## begin Material shown
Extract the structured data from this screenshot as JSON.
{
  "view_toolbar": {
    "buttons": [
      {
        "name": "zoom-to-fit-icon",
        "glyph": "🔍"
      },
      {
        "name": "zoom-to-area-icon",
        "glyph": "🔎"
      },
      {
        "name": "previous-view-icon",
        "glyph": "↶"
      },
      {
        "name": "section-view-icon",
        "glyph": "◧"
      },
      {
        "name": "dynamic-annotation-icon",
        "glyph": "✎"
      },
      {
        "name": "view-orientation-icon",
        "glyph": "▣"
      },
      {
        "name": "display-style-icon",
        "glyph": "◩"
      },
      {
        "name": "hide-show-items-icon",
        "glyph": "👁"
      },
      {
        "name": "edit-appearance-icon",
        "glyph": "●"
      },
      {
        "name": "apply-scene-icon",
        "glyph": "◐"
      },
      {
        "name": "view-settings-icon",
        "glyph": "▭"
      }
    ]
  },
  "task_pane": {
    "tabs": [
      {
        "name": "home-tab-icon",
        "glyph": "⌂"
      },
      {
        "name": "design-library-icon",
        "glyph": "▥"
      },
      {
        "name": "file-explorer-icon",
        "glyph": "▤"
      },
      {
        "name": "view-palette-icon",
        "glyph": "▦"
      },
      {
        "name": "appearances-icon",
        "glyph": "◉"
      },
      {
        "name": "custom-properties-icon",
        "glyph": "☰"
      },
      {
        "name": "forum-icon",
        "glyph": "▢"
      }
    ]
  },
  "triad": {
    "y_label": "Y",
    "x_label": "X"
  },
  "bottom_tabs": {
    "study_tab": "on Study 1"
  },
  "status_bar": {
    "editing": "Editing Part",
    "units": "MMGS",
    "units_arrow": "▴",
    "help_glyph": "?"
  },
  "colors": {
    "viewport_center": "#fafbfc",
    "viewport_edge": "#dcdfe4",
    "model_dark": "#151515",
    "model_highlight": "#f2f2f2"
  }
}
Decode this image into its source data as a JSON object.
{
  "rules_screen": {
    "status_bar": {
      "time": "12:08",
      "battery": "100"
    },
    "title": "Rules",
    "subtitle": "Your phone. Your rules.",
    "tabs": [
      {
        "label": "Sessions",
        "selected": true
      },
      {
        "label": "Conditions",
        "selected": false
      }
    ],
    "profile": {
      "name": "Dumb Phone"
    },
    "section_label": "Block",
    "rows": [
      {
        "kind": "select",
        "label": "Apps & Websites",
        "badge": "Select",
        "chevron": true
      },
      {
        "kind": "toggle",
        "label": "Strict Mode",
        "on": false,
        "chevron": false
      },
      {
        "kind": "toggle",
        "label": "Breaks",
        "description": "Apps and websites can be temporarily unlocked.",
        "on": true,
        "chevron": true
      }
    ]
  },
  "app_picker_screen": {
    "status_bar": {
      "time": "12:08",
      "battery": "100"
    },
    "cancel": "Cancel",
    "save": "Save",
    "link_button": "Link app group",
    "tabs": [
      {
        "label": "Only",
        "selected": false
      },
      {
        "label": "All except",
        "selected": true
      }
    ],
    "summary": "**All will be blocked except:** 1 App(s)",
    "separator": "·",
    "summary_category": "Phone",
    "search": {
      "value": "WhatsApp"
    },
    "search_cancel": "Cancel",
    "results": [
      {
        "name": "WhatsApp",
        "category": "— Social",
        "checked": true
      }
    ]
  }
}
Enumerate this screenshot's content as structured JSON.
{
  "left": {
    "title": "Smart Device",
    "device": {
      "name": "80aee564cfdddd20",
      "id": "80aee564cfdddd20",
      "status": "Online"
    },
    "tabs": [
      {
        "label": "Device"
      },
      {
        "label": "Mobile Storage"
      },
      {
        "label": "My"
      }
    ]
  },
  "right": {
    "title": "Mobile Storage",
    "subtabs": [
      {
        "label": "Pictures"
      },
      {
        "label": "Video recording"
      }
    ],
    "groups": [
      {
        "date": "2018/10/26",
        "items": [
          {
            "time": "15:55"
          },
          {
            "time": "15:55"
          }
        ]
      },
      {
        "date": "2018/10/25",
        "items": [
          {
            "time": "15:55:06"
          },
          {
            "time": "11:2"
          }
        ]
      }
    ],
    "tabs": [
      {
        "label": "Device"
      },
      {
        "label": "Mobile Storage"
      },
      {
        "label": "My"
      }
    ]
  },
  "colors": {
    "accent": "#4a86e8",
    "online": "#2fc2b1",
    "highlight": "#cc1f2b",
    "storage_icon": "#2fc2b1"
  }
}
## end Material shown
[To do] Of the lines above, how many include the word "this"? Reply with the number only.

[Exercise answer] 3